Goal> Gather, from the data below, each line in which the word "description" occurs.

##### Source records #####

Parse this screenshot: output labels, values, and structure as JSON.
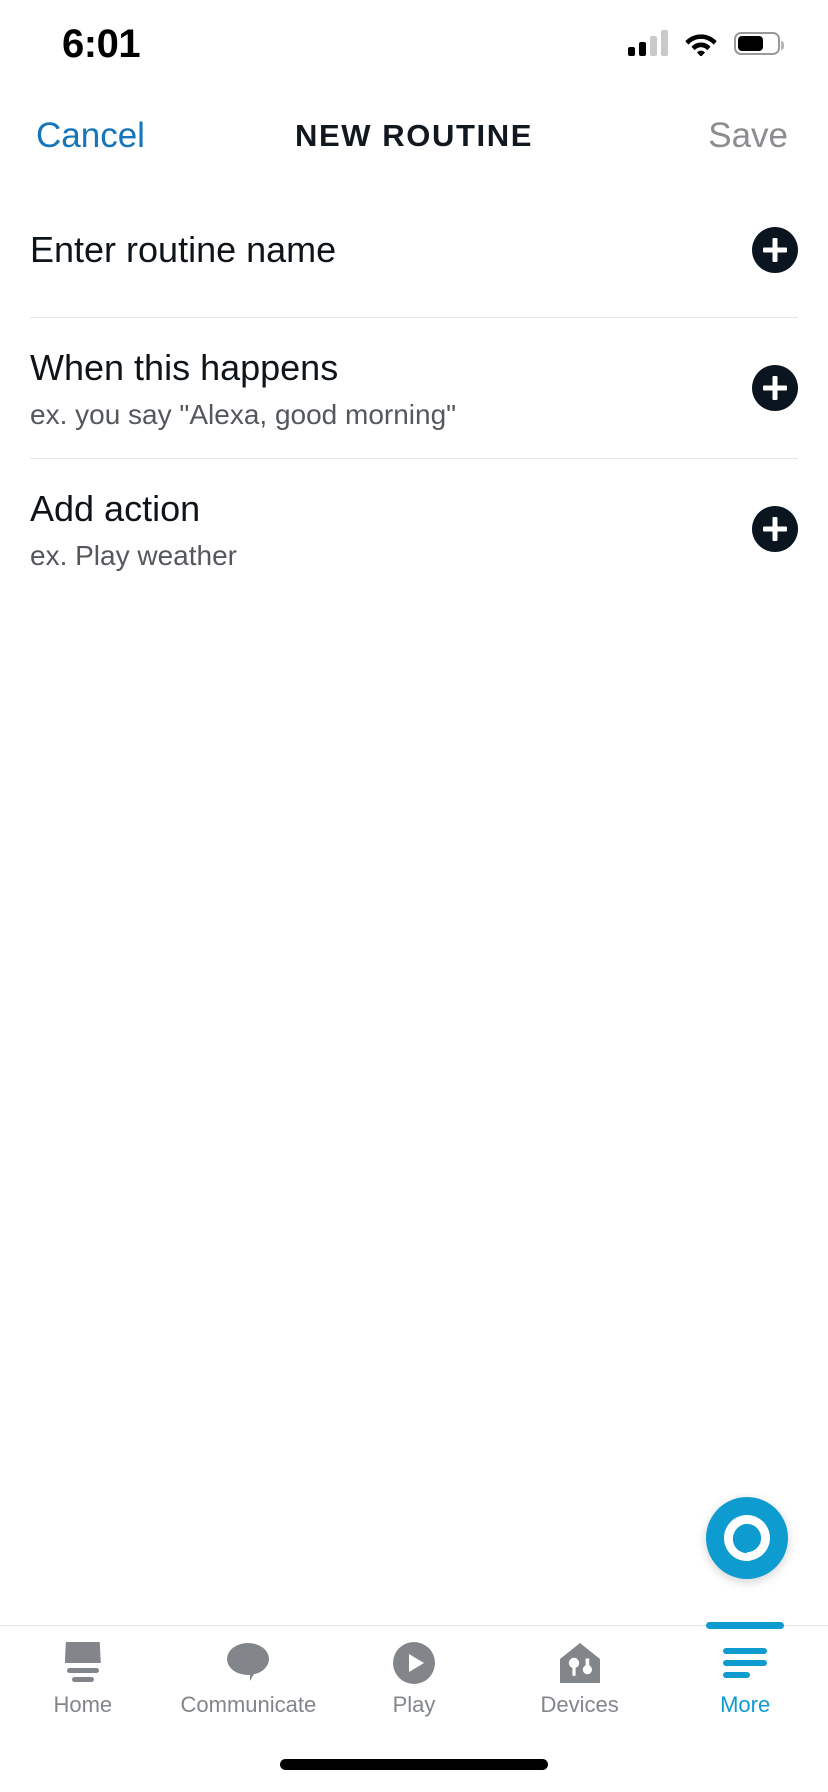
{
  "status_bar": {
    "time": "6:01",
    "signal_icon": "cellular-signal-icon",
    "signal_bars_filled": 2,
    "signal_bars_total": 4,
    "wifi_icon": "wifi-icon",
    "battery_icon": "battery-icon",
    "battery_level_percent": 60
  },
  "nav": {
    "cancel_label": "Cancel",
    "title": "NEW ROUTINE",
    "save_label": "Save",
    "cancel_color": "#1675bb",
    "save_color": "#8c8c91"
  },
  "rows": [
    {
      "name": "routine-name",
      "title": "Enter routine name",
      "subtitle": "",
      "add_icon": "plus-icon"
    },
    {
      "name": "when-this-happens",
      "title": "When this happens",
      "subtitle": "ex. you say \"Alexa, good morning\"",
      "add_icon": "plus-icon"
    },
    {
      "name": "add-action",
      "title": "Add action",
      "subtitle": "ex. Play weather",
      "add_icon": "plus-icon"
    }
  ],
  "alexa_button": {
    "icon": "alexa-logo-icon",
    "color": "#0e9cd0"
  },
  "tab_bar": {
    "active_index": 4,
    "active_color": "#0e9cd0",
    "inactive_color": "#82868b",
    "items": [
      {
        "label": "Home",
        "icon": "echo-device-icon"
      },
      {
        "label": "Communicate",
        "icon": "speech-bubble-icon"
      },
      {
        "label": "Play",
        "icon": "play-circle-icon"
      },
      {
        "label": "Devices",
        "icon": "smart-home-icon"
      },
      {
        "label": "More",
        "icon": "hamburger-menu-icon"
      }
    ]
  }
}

#####
##### Source records #####

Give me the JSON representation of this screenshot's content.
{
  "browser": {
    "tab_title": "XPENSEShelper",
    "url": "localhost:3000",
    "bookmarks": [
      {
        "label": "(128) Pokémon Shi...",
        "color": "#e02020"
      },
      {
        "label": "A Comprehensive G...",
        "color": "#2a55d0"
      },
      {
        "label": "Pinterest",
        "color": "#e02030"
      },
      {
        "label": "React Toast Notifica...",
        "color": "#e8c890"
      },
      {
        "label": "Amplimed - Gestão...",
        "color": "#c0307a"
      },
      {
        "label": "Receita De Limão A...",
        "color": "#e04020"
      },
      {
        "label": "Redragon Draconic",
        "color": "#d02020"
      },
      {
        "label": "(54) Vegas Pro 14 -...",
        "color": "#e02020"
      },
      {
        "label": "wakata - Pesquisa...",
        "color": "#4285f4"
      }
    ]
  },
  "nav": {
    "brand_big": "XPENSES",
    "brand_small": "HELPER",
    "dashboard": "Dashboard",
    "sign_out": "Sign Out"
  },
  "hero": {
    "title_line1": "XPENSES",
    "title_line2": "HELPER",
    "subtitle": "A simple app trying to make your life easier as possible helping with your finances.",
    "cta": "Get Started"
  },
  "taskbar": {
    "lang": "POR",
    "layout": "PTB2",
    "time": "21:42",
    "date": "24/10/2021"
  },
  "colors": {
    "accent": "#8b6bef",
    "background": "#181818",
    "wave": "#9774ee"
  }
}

#####
##### Source records #####

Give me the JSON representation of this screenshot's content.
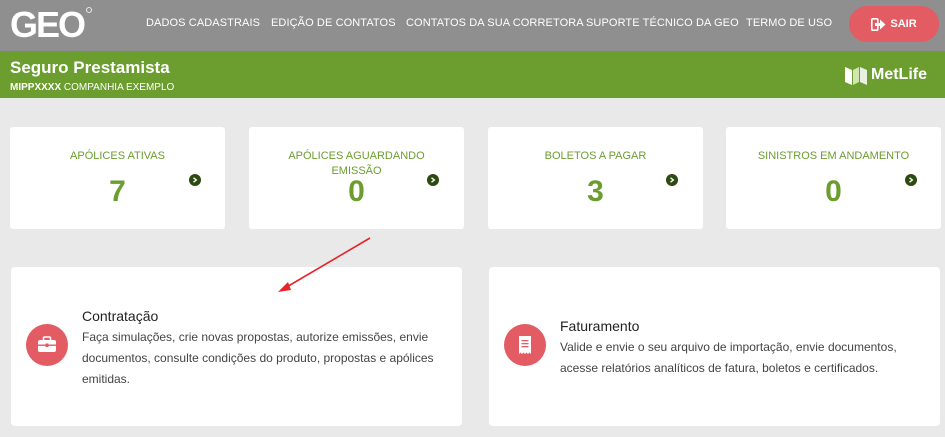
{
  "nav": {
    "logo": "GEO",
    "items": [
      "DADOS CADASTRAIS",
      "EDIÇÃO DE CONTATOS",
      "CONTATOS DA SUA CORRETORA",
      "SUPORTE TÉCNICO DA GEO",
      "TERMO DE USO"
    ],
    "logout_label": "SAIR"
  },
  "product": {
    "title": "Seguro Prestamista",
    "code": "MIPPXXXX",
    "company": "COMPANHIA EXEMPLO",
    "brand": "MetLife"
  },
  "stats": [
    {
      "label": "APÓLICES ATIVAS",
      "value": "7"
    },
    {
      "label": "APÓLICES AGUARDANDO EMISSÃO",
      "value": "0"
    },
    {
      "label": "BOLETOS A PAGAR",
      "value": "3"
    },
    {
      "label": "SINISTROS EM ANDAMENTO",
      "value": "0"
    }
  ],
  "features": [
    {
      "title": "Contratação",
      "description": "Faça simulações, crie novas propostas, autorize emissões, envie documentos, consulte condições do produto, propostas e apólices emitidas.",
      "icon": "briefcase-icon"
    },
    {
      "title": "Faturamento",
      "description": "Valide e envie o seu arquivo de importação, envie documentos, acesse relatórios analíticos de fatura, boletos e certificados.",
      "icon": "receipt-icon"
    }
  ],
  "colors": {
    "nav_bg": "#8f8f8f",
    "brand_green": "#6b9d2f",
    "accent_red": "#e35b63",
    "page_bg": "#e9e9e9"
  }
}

#####

Correct response>
      "description": "Faça simulações, crie novas propostas, autorize emissões, envie documentos, consulte condições do produto, propostas e apólices emitidas.",
      "description": "Valide e envie o seu arquivo de importação, envie documentos, acesse relatórios analíticos de fatura, boletos e certificados.",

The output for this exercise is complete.